Figure contents as structured data:
━━━━━━━━━━━━━━━━━━━━
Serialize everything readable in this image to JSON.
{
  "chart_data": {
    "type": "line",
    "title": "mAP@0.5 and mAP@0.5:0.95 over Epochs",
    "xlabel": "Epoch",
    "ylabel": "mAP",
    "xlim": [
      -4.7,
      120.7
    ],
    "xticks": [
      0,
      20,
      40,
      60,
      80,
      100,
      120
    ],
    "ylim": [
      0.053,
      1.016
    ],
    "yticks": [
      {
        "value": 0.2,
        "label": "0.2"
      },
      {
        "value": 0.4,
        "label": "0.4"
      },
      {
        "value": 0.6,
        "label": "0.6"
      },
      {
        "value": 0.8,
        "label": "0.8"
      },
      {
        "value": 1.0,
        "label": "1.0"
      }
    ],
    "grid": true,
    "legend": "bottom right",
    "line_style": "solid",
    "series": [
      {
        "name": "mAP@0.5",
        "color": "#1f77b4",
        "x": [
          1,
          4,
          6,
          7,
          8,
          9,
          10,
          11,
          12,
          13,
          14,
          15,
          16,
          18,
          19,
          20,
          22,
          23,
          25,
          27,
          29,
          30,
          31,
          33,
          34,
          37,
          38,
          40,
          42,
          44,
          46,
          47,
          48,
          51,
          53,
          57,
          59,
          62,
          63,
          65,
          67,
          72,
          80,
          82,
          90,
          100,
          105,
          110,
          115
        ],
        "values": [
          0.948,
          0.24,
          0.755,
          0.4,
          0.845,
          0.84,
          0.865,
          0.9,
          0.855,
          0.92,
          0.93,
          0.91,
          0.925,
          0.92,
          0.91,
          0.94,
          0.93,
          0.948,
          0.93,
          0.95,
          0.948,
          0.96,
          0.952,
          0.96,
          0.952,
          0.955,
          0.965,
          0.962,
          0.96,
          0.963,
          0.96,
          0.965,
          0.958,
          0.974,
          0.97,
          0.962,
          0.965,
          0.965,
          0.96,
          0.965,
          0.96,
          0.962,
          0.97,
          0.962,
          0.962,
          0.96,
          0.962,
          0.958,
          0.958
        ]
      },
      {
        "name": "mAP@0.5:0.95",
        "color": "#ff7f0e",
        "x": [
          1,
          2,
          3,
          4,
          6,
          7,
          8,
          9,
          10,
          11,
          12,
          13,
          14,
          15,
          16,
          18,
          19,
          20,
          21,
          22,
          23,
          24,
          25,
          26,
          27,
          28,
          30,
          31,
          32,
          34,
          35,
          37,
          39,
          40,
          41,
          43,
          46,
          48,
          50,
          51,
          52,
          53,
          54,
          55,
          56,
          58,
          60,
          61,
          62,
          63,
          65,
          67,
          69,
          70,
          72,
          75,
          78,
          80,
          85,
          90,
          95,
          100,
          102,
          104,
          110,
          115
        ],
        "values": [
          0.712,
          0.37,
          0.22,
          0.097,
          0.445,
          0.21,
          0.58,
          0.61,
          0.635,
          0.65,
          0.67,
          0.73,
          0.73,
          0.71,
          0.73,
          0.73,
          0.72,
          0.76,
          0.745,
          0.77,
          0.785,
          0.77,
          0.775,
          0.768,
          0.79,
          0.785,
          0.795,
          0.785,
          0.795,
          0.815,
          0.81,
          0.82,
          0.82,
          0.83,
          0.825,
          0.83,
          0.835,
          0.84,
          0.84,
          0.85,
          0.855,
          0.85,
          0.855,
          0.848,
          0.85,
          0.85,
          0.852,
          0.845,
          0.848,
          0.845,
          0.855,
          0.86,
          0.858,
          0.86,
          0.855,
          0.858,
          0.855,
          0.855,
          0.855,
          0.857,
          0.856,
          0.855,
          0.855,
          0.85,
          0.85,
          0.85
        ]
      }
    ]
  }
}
━━━━━━━━━━━━━━━━━━━━
TASK:
Your task is to output all of the data above word for word.

CORRECT RESULT:
Serialize everything readable in this image to JSON.
{
  "chart_data": {
    "type": "line",
    "title": "mAP@0.5 and mAP@0.5:0.95 over Epochs",
    "xlabel": "Epoch",
    "ylabel": "mAP",
    "xlim": [
      -4.7,
      120.7
    ],
    "xticks": [
      0,
      20,
      40,
      60,
      80,
      100,
      120
    ],
    "ylim": [
      0.053,
      1.016
    ],
    "yticks": [
      {
        "value": 0.2,
        "label": "0.2"
      },
      {
        "value": 0.4,
        "label": "0.4"
      },
      {
        "value": 0.6,
        "label": "0.6"
      },
      {
        "value": 0.8,
        "label": "0.8"
      },
      {
        "value": 1.0,
        "label": "1.0"
      }
    ],
    "grid": true,
    "legend": "bottom right",
    "line_style": "solid",
    "series": [
      {
        "name": "mAP@0.5",
        "color": "#1f77b4",
        "x": [
          1,
          4,
          6,
          7,
          8,
          9,
          10,
          11,
          12,
          13,
          14,
          15,
          16,
          18,
          19,
          20,
          22,
          23,
          25,
          27,
          29,
          30,
          31,
          33,
          34,
          37,
          38,
          40,
          42,
          44,
          46,
          47,
          48,
          51,
          53,
          57,
          59,
          62,
          63,
          65,
          67,
          72,
          80,
          82,
          90,
          100,
          105,
          110,
          115
        ],
        "values": [
          0.948,
          0.24,
          0.755,
          0.4,
          0.845,
          0.84,
          0.865,
          0.9,
          0.855,
          0.92,
          0.93,
          0.91,
          0.925,
          0.92,
          0.91,
          0.94,
          0.93,
          0.948,
          0.93,
          0.95,
          0.948,
          0.96,
          0.952,
          0.96,
          0.952,
          0.955,
          0.965,
          0.962,
          0.96,
          0.963,
          0.96,
          0.965,
          0.958,
          0.974,
          0.97,
          0.962,
          0.965,
          0.965,
          0.96,
          0.965,
          0.96,
          0.962,
          0.97,
          0.962,
          0.962,
          0.96,
          0.962,
          0.958,
          0.958
        ]
      },
      {
        "name": "mAP@0.5:0.95",
        "color": "#ff7f0e",
        "x": [
          1,
          2,
          3,
          4,
          6,
          7,
          8,
          9,
          10,
          11,
          12,
          13,
          14,
          15,
          16,
          18,
          19,
          20,
          21,
          22,
          23,
          24,
          25,
          26,
          27,
          28,
          30,
          31,
          32,
          34,
          35,
          37,
          39,
          40,
          41,
          43,
          46,
          48,
          50,
          51,
          52,
          53,
          54,
          55,
          56,
          58,
          60,
          61,
          62,
          63,
          65,
          67,
          69,
          70,
          72,
          75,
          78,
          80,
          85,
          90,
          95,
          100,
          102,
          104,
          110,
          115
        ],
        "values": [
          0.712,
          0.37,
          0.22,
          0.097,
          0.445,
          0.21,
          0.58,
          0.61,
          0.635,
          0.65,
          0.67,
          0.73,
          0.73,
          0.71,
          0.73,
          0.73,
          0.72,
          0.76,
          0.745,
          0.77,
          0.785,
          0.77,
          0.775,
          0.768,
          0.79,
          0.785,
          0.795,
          0.785,
          0.795,
          0.815,
          0.81,
          0.82,
          0.82,
          0.83,
          0.825,
          0.83,
          0.835,
          0.84,
          0.84,
          0.85,
          0.855,
          0.85,
          0.855,
          0.848,
          0.85,
          0.85,
          0.852,
          0.845,
          0.848,
          0.845,
          0.855,
          0.86,
          0.858,
          0.86,
          0.855,
          0.858,
          0.855,
          0.855,
          0.855,
          0.857,
          0.856,
          0.855,
          0.855,
          0.85,
          0.85,
          0.85
        ]
      }
    ]
  }
}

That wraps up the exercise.